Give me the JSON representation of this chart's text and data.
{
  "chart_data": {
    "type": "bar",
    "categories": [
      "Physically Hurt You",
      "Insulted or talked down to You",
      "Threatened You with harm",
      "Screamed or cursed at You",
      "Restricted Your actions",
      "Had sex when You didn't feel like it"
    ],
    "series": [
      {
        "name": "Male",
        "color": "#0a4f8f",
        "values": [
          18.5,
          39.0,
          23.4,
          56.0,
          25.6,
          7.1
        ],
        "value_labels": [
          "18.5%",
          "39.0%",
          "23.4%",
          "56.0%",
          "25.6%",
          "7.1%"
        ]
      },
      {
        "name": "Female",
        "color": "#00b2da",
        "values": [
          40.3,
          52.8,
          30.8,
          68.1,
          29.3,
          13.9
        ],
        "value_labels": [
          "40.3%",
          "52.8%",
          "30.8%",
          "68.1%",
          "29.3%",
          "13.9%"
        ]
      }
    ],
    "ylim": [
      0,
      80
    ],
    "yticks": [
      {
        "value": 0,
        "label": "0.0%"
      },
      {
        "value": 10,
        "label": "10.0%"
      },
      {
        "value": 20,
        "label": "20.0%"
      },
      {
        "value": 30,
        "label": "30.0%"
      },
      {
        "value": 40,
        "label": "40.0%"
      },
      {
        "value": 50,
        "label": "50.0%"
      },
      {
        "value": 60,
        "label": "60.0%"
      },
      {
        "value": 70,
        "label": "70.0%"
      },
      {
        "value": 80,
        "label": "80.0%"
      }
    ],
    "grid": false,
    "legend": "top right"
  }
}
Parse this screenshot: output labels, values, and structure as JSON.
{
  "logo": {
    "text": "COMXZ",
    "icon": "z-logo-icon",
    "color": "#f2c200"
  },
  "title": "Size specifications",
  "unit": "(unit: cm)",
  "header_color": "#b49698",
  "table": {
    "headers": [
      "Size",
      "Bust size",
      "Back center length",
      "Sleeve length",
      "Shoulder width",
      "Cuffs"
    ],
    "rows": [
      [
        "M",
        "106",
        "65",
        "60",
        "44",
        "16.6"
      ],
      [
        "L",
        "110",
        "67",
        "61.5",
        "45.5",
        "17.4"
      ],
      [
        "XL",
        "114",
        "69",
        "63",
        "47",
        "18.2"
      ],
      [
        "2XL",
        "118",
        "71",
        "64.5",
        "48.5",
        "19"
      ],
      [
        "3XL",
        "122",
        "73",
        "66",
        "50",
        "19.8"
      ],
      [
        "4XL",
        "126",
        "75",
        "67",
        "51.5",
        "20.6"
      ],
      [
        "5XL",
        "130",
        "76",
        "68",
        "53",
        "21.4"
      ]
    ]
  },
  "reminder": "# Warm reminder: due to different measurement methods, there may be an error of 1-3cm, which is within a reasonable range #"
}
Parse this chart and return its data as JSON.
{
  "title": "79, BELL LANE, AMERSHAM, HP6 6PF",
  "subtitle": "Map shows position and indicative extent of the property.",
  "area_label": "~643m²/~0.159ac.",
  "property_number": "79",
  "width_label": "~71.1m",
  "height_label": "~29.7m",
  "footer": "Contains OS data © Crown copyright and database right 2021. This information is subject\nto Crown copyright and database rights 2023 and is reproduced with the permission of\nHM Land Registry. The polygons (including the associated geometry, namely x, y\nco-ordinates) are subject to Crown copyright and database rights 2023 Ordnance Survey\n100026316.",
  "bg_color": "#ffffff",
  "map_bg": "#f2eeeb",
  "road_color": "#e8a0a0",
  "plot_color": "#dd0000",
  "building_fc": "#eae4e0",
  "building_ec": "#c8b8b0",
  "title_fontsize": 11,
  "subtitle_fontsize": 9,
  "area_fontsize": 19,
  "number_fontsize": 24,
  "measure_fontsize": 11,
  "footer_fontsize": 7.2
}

= = =

▸ The exercise: Generate an exact reproduction of all entries.

▸ Task response:
Give me the JSON representation of this chart's text and data.
{
  "chart_data": {
    "type": "bar",
    "categories": [
      "Physically Hurt You",
      "Insulted or talked down to You",
      "Threatened You with harm",
      "Screamed or cursed at You",
      "Restricted Your actions",
      "Had sex when You didn't feel like it"
    ],
    "series": [
      {
        "name": "Male",
        "color": "#0a4f8f",
        "values": [
          18.5,
          39.0,
          23.4,
          56.0,
          25.6,
          7.1
        ],
        "value_labels": [
          "18.5%",
          "39.0%",
          "23.4%",
          "56.0%",
          "25.6%",
          "7.1%"
        ]
      },
      {
        "name": "Female",
        "color": "#00b2da",
        "values": [
          40.3,
          52.8,
          30.8,
          68.1,
          29.3,
          13.9
        ],
        "value_labels": [
          "40.3%",
          "52.8%",
          "30.8%",
          "68.1%",
          "29.3%",
          "13.9%"
        ]
      }
    ],
    "ylim": [
      0,
      80
    ],
    "yticks": [
      {
        "value": 0,
        "label": "0.0%"
      },
      {
        "value": 10,
        "label": "10.0%"
      },
      {
        "value": 20,
        "label": "20.0%"
      },
      {
        "value": 30,
        "label": "30.0%"
      },
      {
        "value": 40,
        "label": "40.0%"
      },
      {
        "value": 50,
        "label": "50.0%"
      },
      {
        "value": 60,
        "label": "60.0%"
      },
      {
        "value": 70,
        "label": "70.0%"
      },
      {
        "value": 80,
        "label": "80.0%"
      }
    ],
    "grid": false,
    "legend": "top right"
  }
}
Parse this screenshot: output labels, values, and structure as JSON.
{
  "logo": {
    "text": "COMXZ",
    "icon": "z-logo-icon",
    "color": "#f2c200"
  },
  "title": "Size specifications",
  "unit": "(unit: cm)",
  "header_color": "#b49698",
  "table": {
    "headers": [
      "Size",
      "Bust size",
      "Back center length",
      "Sleeve length",
      "Shoulder width",
      "Cuffs"
    ],
    "rows": [
      [
        "M",
        "106",
        "65",
        "60",
        "44",
        "16.6"
      ],
      [
        "L",
        "110",
        "67",
        "61.5",
        "45.5",
        "17.4"
      ],
      [
        "XL",
        "114",
        "69",
        "63",
        "47",
        "18.2"
      ],
      [
        "2XL",
        "118",
        "71",
        "64.5",
        "48.5",
        "19"
      ],
      [
        "3XL",
        "122",
        "73",
        "66",
        "50",
        "19.8"
      ],
      [
        "4XL",
        "126",
        "75",
        "67",
        "51.5",
        "20.6"
      ],
      [
        "5XL",
        "130",
        "76",
        "68",
        "53",
        "21.4"
      ]
    ]
  },
  "reminder": "# Warm reminder: due to different measurement methods, there may be an error of 1-3cm, which is within a reasonable range #"
}
Parse this chart and return its data as JSON.
{
  "title": "79, BELL LANE, AMERSHAM, HP6 6PF",
  "subtitle": "Map shows position and indicative extent of the property.",
  "area_label": "~643m²/~0.159ac.",
  "property_number": "79",
  "width_label": "~71.1m",
  "height_label": "~29.7m",
  "footer": "Contains OS data © Crown copyright and database right 2021. This information is subject\nto Crown copyright and database rights 2023 and is reproduced with the permission of\nHM Land Registry. The polygons (including the associated geometry, namely x, y\nco-ordinates) are subject to Crown copyright and database rights 2023 Ordnance Survey\n100026316.",
  "bg_color": "#ffffff",
  "map_bg": "#f2eeeb",
  "road_color": "#e8a0a0",
  "plot_color": "#dd0000",
  "building_fc": "#eae4e0",
  "building_ec": "#c8b8b0",
  "title_fontsize": 11,
  "subtitle_fontsize": 9,
  "area_fontsize": 19,
  "number_fontsize": 24,
  "measure_fontsize": 11,
  "footer_fontsize": 7.2
}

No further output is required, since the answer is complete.